Problem requirements.
Tally the lines that contain the string "файла" and state that total without comment.

====

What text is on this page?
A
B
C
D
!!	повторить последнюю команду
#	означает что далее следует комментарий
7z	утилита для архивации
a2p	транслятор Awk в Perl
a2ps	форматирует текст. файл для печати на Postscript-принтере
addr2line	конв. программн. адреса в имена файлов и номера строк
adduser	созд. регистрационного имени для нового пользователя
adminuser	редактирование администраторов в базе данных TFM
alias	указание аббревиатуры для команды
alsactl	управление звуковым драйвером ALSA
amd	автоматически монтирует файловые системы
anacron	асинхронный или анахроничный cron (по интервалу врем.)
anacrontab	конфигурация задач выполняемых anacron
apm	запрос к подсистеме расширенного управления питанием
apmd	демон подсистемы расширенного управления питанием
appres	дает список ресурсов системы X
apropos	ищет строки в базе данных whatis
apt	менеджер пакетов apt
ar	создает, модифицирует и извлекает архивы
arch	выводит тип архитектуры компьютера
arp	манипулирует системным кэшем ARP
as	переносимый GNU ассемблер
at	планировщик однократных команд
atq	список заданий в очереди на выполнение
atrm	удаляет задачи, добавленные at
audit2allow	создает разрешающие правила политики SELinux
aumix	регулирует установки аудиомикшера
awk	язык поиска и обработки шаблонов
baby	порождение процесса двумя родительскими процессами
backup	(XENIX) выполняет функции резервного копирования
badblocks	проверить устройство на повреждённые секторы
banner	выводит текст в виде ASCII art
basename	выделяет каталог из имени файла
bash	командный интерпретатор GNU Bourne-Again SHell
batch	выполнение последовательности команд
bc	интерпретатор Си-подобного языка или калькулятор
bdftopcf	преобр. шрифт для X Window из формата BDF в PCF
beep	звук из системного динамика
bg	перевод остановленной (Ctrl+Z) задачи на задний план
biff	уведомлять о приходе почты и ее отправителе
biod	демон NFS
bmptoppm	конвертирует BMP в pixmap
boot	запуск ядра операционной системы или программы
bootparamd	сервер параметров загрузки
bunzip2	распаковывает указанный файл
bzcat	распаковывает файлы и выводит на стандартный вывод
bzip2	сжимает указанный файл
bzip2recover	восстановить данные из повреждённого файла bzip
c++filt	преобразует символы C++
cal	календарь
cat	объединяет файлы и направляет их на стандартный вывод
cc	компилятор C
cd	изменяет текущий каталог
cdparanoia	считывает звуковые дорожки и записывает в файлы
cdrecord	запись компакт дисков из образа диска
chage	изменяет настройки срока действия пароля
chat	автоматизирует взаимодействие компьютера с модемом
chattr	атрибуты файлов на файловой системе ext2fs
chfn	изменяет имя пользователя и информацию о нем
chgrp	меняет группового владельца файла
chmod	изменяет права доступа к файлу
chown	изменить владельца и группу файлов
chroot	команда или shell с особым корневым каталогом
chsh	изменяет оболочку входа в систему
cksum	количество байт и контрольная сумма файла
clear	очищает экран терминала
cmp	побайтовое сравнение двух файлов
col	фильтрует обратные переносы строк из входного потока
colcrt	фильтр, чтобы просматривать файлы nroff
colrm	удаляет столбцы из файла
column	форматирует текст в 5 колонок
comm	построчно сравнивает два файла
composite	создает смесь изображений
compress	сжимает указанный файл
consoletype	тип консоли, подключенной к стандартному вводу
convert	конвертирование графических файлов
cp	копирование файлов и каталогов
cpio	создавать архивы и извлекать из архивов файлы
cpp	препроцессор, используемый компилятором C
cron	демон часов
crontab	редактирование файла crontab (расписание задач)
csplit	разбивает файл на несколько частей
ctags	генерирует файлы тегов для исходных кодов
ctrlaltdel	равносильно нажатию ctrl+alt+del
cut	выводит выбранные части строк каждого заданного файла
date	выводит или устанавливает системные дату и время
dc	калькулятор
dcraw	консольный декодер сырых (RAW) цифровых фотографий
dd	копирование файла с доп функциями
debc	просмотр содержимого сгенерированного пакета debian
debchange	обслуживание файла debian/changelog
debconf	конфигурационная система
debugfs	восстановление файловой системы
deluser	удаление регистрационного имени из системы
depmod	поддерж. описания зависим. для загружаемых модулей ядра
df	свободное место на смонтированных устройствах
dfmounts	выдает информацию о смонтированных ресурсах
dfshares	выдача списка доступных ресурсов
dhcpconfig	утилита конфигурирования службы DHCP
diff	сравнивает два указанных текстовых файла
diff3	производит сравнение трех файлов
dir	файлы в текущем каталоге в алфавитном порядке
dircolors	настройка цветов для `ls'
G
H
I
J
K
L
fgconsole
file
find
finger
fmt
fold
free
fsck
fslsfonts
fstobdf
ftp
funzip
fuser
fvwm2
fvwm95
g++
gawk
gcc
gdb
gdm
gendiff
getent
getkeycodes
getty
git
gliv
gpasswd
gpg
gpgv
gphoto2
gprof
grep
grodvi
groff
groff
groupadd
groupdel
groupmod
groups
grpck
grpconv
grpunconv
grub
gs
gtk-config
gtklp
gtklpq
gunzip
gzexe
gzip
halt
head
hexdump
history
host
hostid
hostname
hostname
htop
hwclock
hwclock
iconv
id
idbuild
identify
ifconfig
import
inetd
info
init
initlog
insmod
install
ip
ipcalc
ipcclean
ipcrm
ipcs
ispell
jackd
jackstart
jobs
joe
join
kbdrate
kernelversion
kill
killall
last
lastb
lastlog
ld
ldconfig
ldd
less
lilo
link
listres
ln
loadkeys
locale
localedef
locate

====

Result for this task.
11